Exercise requirements: Exclude pictures; retype the lines below from the line containing "What's the underlying" through the end of the records, both ends kept.

Stored data:
━━━━━━━━━━━━━━━━
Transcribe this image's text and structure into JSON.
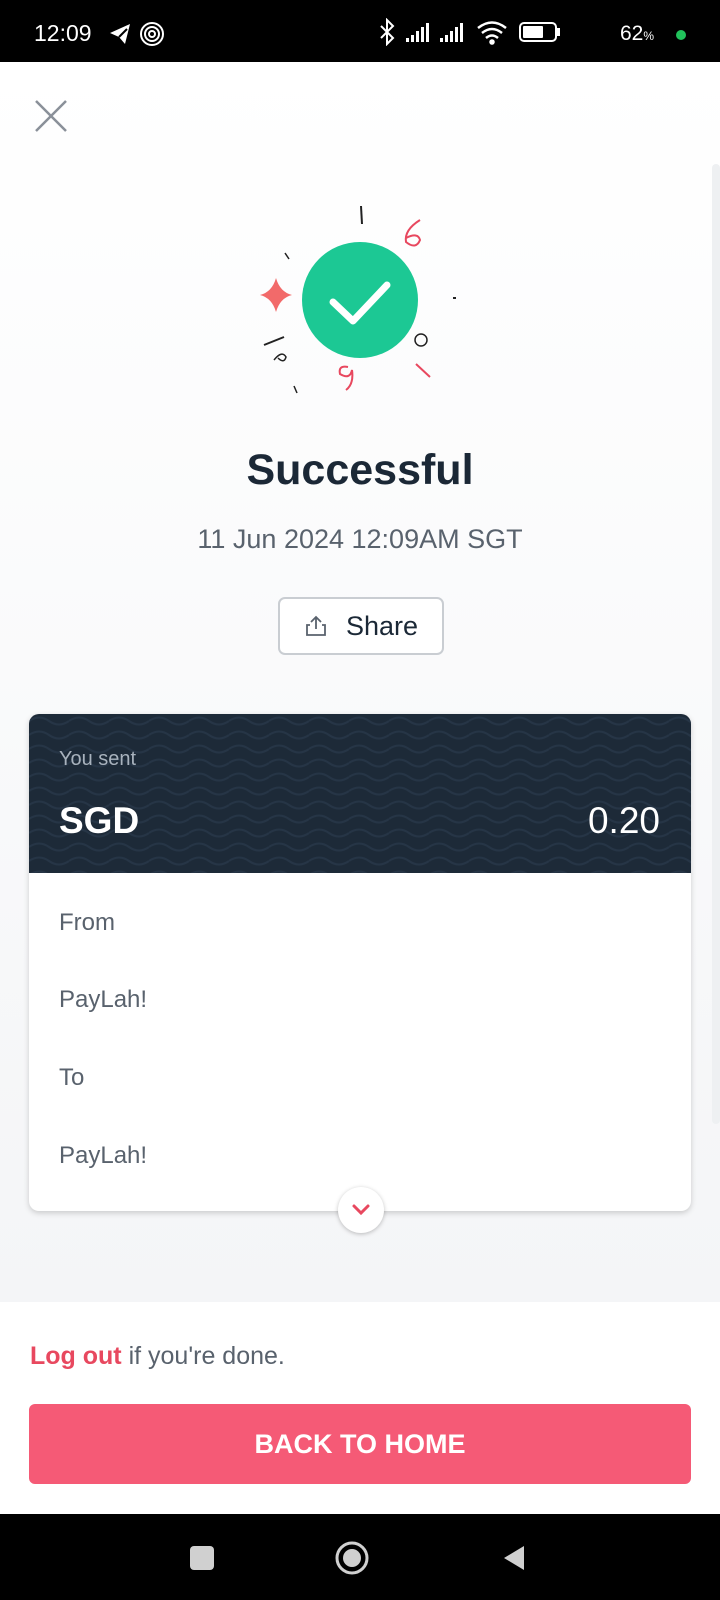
{
  "status_bar": {
    "time": "12:09",
    "battery_level": "62",
    "battery_unit": "%"
  },
  "receipt": {
    "title": "Successful",
    "datetime": "11 Jun 2024 12:09AM SGT",
    "share_label": "Share"
  },
  "card": {
    "you_sent_label": "You sent",
    "currency": "SGD",
    "amount": "0.20",
    "from_label": "From",
    "from_value": "PayLah!",
    "to_label": "To",
    "to_value": "PayLah!"
  },
  "footer": {
    "logout_label": "Log out",
    "logout_suffix": " if you're done.",
    "home_button_label": "BACK TO HOME"
  },
  "colors": {
    "success_green": "#1cc894",
    "accent_red": "#e8485f",
    "button_pink": "#f55a76",
    "card_dark": "#1d2a38"
  },
  "icons": [
    "telegram-icon",
    "hotspot-icon",
    "bluetooth-icon",
    "signal-icon",
    "wifi-icon",
    "battery-icon",
    "close-icon",
    "checkmark-icon",
    "sparkle-icon",
    "share-icon",
    "chevron-down-icon",
    "recents-icon",
    "home-icon",
    "back-icon"
  ]
}
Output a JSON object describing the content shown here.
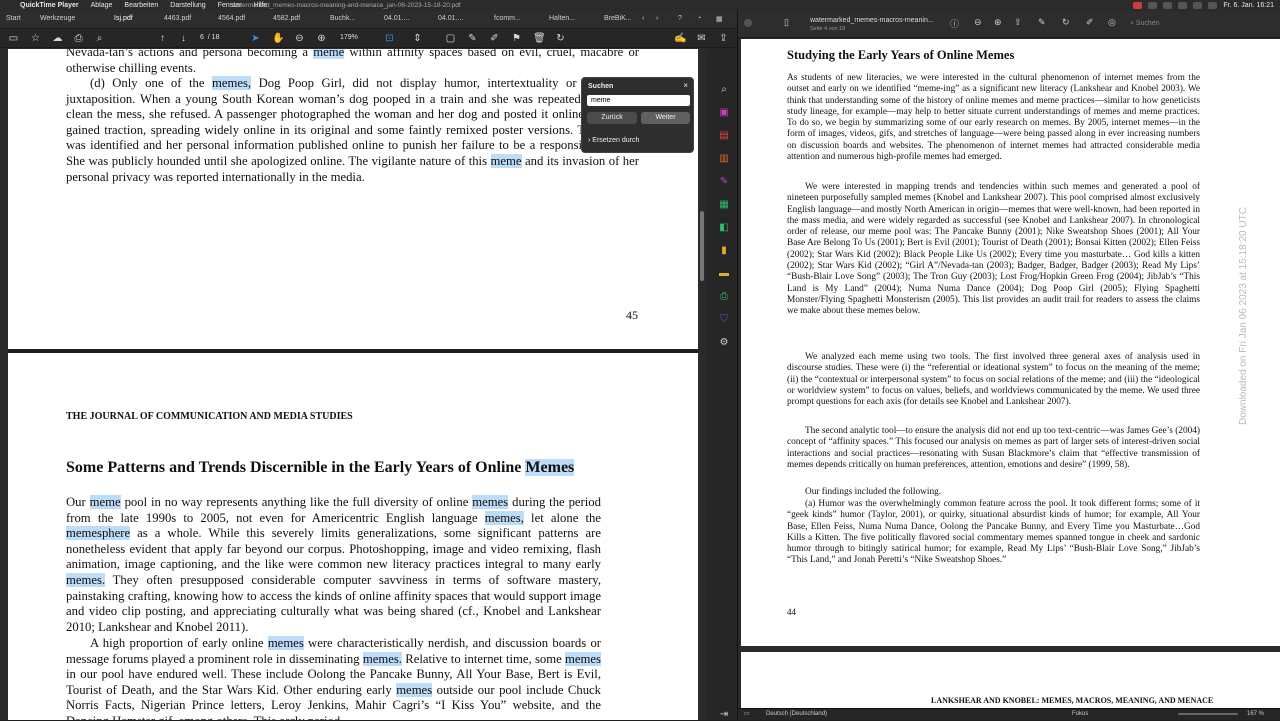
{
  "menubar": {
    "app": "QuickTime Player",
    "items": [
      "Ablage",
      "Bearbeiten",
      "Darstellung",
      "Fenster",
      "Hilfe"
    ],
    "clock": "Fr. 6. Jan. 16:21"
  },
  "left_app": {
    "window_title": "watermarked_memes-macros-meaning-and-menace_jan-06-2023-15-18-20.pdf",
    "nav": {
      "start": "Start",
      "tools": "Werkzeuge"
    },
    "tabs": [
      "Isj.pdf",
      "4463.pdf",
      "4564.pdf",
      "4582.pdf",
      "Buchk...",
      "04.01....",
      "04.01....",
      "fcomm...",
      "Halten...",
      "BreBiK..."
    ],
    "page_current": "6",
    "page_total": "/ 18",
    "zoom": "179%",
    "search": {
      "title": "Suchen",
      "value": "meme",
      "prev": "Zurück",
      "next": "Weiter",
      "advanced": "Ersetzen durch"
    },
    "page_top": {
      "lines_1": "Nevada-tan’s actions and persona becoming a",
      "hl_1": "meme",
      "lines_1b": "within affinity spaces based on evil, cruel, macabre or otherwise chilling events.",
      "para_d_1": "(d) Only one of the",
      "hl_2": "memes,",
      "para_d_2": "Dog Poop Girl, did not display humor, intertextuality or anomalous juxtaposition. When a young South Korean woman’s dog pooped in a train and she was repeatedly asked to clean the mess, she refused. A passenger photographed the woman and her dog and posted it online. It rapidly gained traction, spreading widely online in its original and some faintly remixed poster versions. The woman was identified and her personal information published online to punish her failure to be a responsible citizen. She was publicly hounded until she apologized online. The vigilante nature of this",
      "hl_3": "meme",
      "para_d_3": "and its invasion of her personal privacy was reported internationally in the media.",
      "page_no": "45"
    },
    "page_bottom": {
      "journal": "THE JOURNAL OF COMMUNICATION AND MEDIA STUDIES",
      "heading": "Some Patterns and Trends Discernible in the Early Years of Online",
      "heading_hl": "Memes",
      "p1_a": "Our",
      "p1_hl1": "meme",
      "p1_b": "pool in no way represents anything like the full diversity of online",
      "p1_hl2": "memes",
      "p1_c": "during the period from the late 1990s to 2005, not even for Americentric English language",
      "p1_hl3": "memes,",
      "p1_d": "let alone the",
      "p1_hl4": "memesphere",
      "p1_e": "as a whole. While this severely limits generalizations, some significant patterns are nonetheless evident that apply far beyond our corpus. Photoshopping, image and video remixing, flash animation, image captioning, and the like were common new literacy practices integral to many early",
      "p1_hl5": "memes.",
      "p1_f": "They often presupposed considerable computer savviness in terms of software mastery, painstaking crafting, knowing how to access the kinds of online affinity spaces that would support image and video clip posting, and appreciating culturally what was being shared (cf., Knobel and Lankshear 2010; Lankshear and Knobel 2011).",
      "p2_a": "A high proportion of early online",
      "p2_hl1": "memes",
      "p2_b": "were characteristically nerdish, and discussion boards or message forums played a prominent role in disseminating",
      "p2_hl2": "memes.",
      "p2_c": "Relative to internet time, some",
      "p2_hl3": "memes",
      "p2_d": "in our pool have endured well. These include Oolong the Pancake Bunny, All Your Base, Bert is Evil, Tourist of Death, and the Star Wars Kid. Other enduring early",
      "p2_hl4": "memes",
      "p2_e": "outside our pool include Chuck Norris Facts, Nigerian Prince letters, Leroy Jenkins, Mahir Cagri’s “I Kiss You” website, and the Dancing Hamster gif, among others. This early period"
    }
  },
  "right_app": {
    "title": "watermarked_memes-macros-meanin...",
    "subtitle": "Seite 4 von 18",
    "search_placeholder": "Suchen",
    "heading": "Studying the Early Years of Online Memes",
    "p1": "As students of new literacies, we were interested in the cultural phenomenon of internet memes from the outset and early on we identified “meme-ing” as a significant new literacy (Lankshear and Knobel 2003). We think that understanding some of the history of online memes and meme practices—similar to how geneticists study lineage, for example—may help to better situate current understandings of memes and meme practices. To do so, we begin by summarizing some of our early research on memes. By 2005, internet memes—in the form of images, videos, gifs, and stretches of language—were being passed along in ever increasing numbers on discussion boards and websites. The phenomenon of internet memes had attracted considerable media attention and numerous high-profile memes had emerged.",
    "p2": "We were interested in mapping trends and tendencies within such memes and generated a pool of nineteen purposefully sampled memes (Knobel and Lankshear 2007). This pool comprised almost exclusively English language—and mostly North American in origin—memes that were well-known, had been reported in the mass media, and were widely regarded as successful (see Knobel and Lankshear 2007). In chronological order of release, our meme pool was: The Pancake Bunny (2001); Nike Sweatshop Shoes (2001); All Your Base Are Belong To Us (2001); Bert is Evil (2001); Tourist of Death (2001); Bonsai Kitten (2002); Ellen Feiss (2002); Star Wars Kid (2002); Black People Like Us (2002); Every time you masturbate… God kills a kitten (2002); Star Wars Kid (2002); “Girl A”/Nevada-tan (2003); Badger, Badger, Badger (2003); Read My Lips’ “Bush-Blair Love Song” (2003); The Tron Guy (2003); Lost Frog/Hopkin Green Frog (2004); JibJab’s “This Land is My Land” (2004); Numa Numa Dance (2004); Dog Poop Girl (2005); Flying Spaghetti Monster/Flying Spaghetti Monsterism (2005). This list provides an audit trail for readers to assess the claims we make about these memes below.",
    "p3": "We analyzed each meme using two tools. The first involved three general axes of analysis used in discourse studies. These were (i) the “referential or ideational system” to focus on the meaning of the meme; (ii) the “contextual or interpersonal system” to focus on social relations of the meme; and (iii) the “ideological or worldview system” to focus on values, beliefs, and worldviews communicated by the meme. We used three prompt questions for each axis (for details see Knobel and Lankshear 2007).",
    "p4": "The second analytic tool—to ensure the analysis did not end up too text-centric—was James Gee’s (2004) concept of “affinity spaces.” This focused our analysis on memes as part of larger sets of interest-driven social interactions and social practices—resonating with Susan Blackmore’s claim that “effective transmission of memes depends critically on human preferences, attention, emotions and desire” (1999, 58).",
    "p5": "Our findings included the following.",
    "p6": "(a) Humor was the overwhelmingly common feature across the pool. It took different forms; some of it “geek kinds” humor (Taylor, 2001), or quirky, situational absurdist kinds of humor; for example, All Your Base, Ellen Feiss, Numa Numa Dance, Oolong the Pancake Bunny, and Every Time you Masturbate…God Kills a Kitten. The five politically flavored social commentary memes spanned tongue in cheek and sardonic humor through to bitingly satirical humor; for example, Read My Lips’ “Bush-Blair Love Song,” JibJab’s “This Land,” and Jonah Peretti’s “Nike Sweatshop Shoes.”",
    "page_no": "44",
    "next_page_header": "LANKSHEAR AND KNOBEL: MEMES, MACROS, MEANING, AND MENACE",
    "status_lang": "Deutsch (Deutschland)",
    "status_focus": "Fokus",
    "status_zoom": "167 %",
    "watermark": "Downloaded on Fri Jan 06 2023 at 15:18:20 UTC"
  },
  "colors": {
    "highlight": "#bcdcf7",
    "accent_blue": "#3b8ae6"
  }
}
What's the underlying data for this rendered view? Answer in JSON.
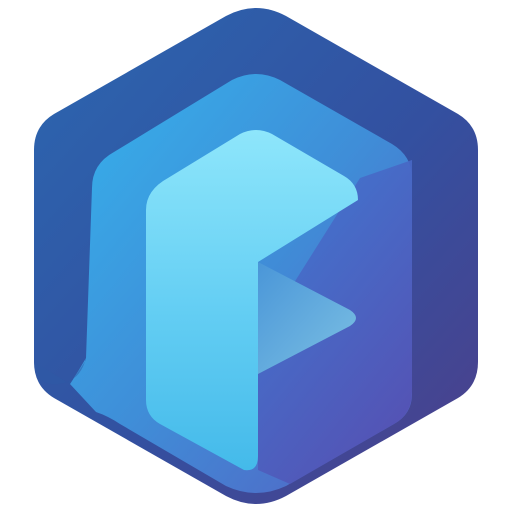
{
  "logo": {
    "name": "app-logo",
    "colors": {
      "background": "#ffffff",
      "hex_outer_top": "#2A63A8",
      "hex_outer_bottom": "#4D4089",
      "mid_layer_top": "#3BA8E6",
      "mid_layer_bottom": "#5566C4",
      "front_top": "#8EE4FA",
      "front_bottom": "#46BCEB",
      "triangle_top": "#4A98D8",
      "triangle_bottom": "#6FB8E0"
    },
    "icon": "hexagon-p-play-logo"
  }
}
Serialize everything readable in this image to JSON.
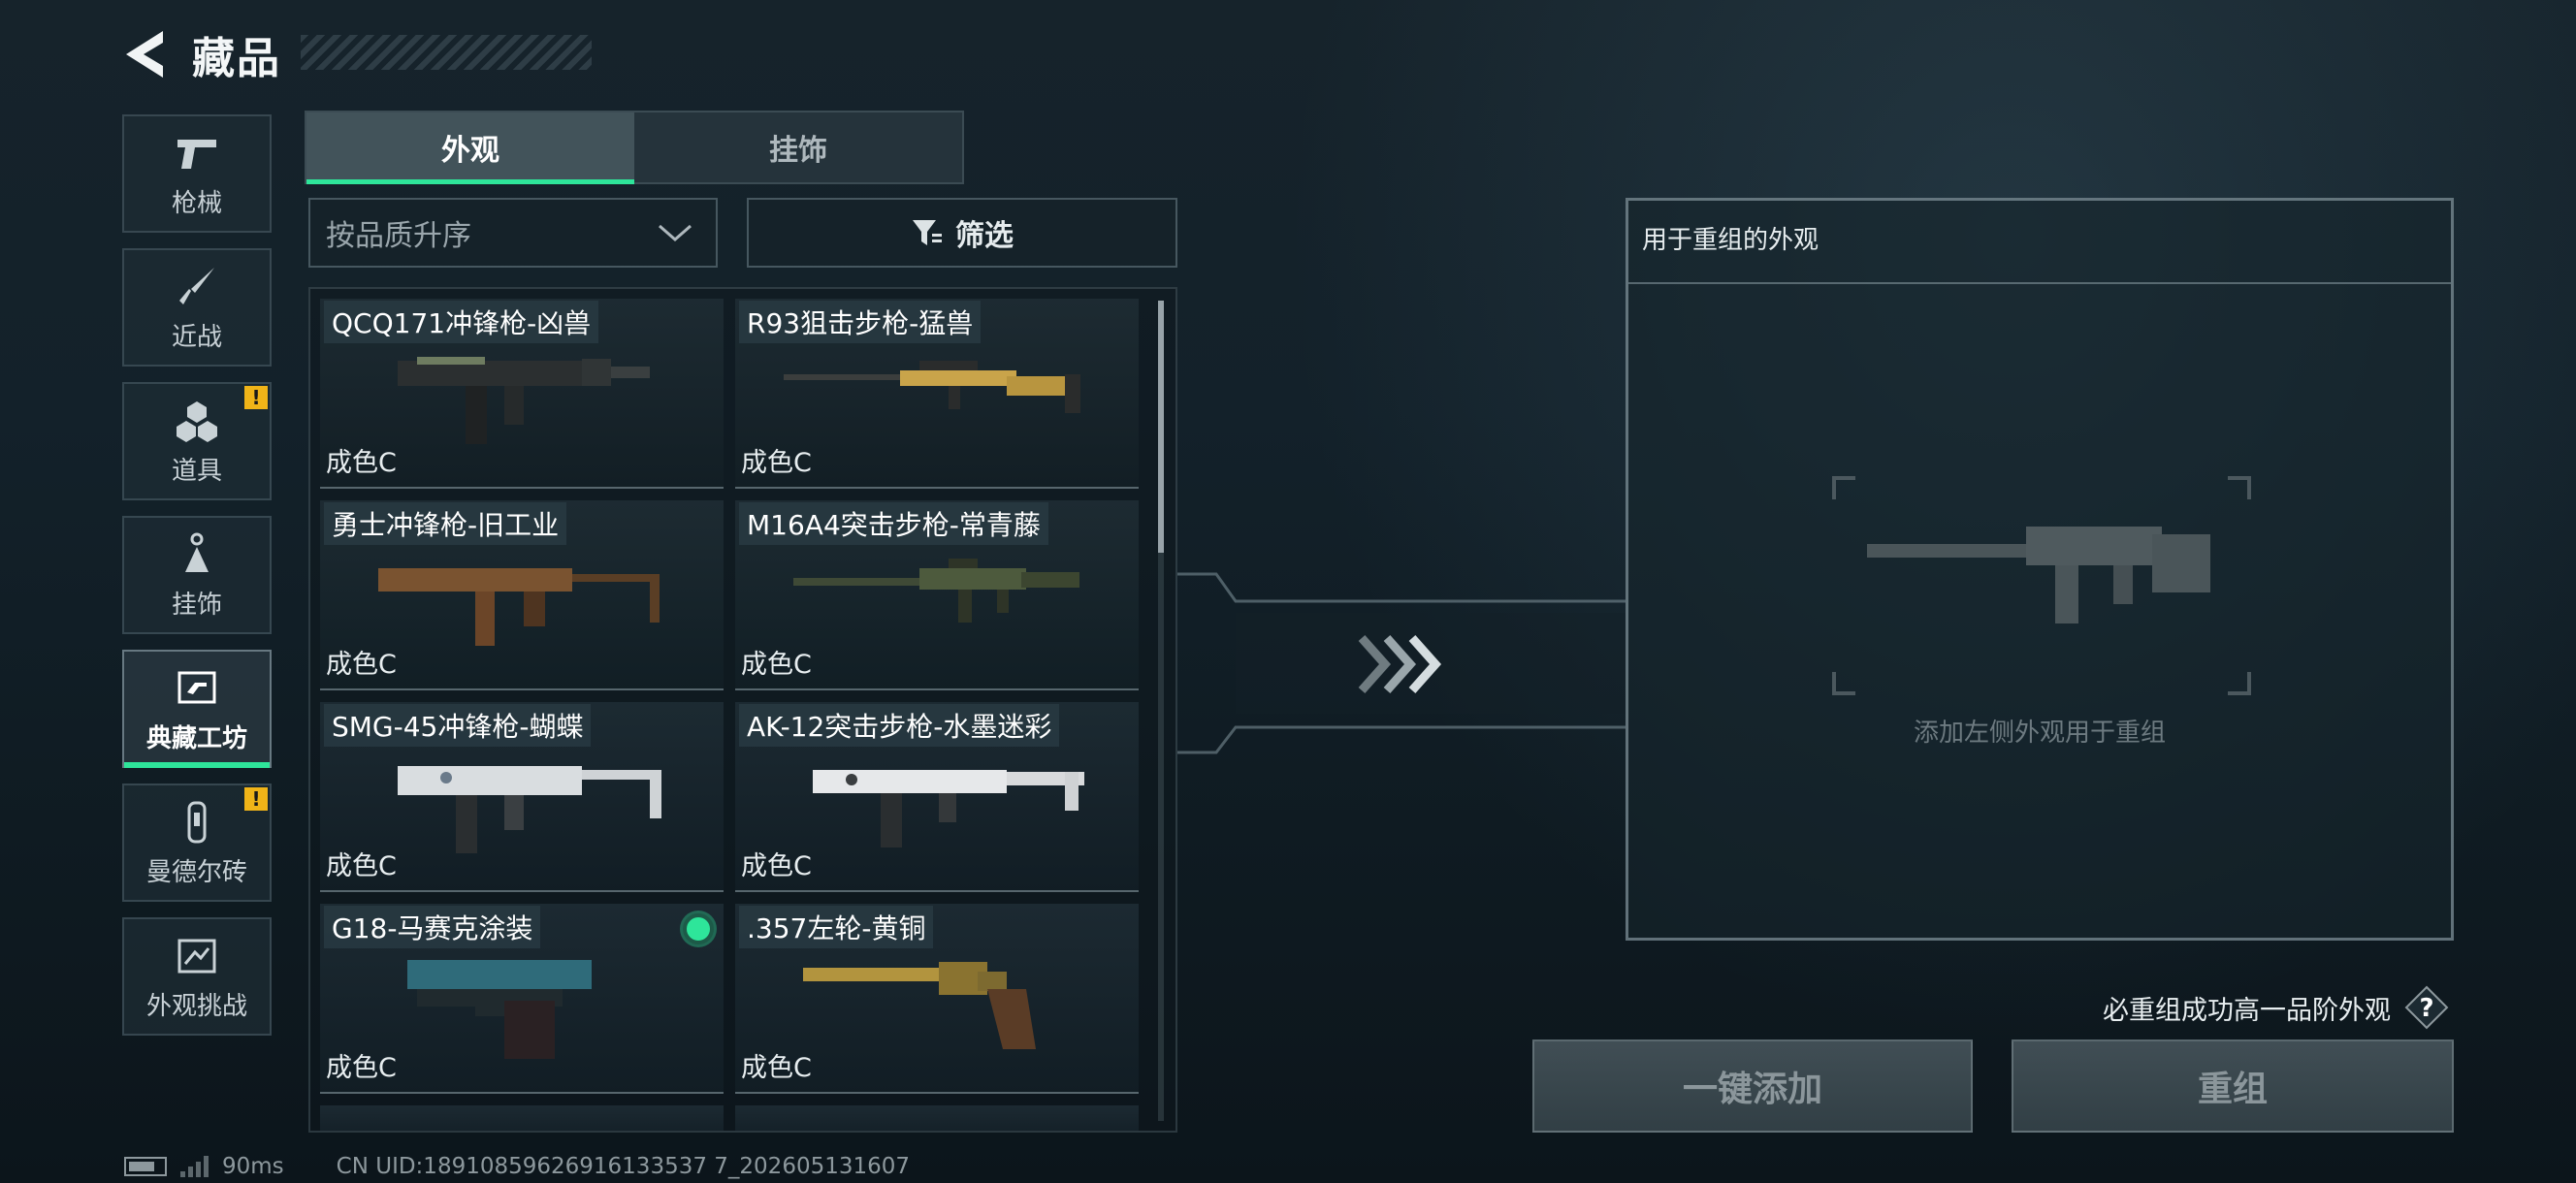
━━━━━━━━━━━━━━━━
Worked solution:
What's the underlying data for this rendered view? Answer in JSON.
{
  "logo": {
    "name": "app-logo",
    "colors": {
      "background": "#ffffff",
      "hex_outer_top": "#2A63A8",
      "hex_outer_bottom": "#4D4089",
      "mid_layer_top": "#3BA8E6",
      "mid_layer_bottom": "#5566C4",
      "front_top": "#8EE4FA",
      "front_bottom": "#46BCEB",
      "triangle_top": "#4A98D8",
      "triangle_bottom": "#6FB8E0"
    },
    "icon": "hexagon-p-play-logo"
  }
}
Serialize everything readable in this image to JSON.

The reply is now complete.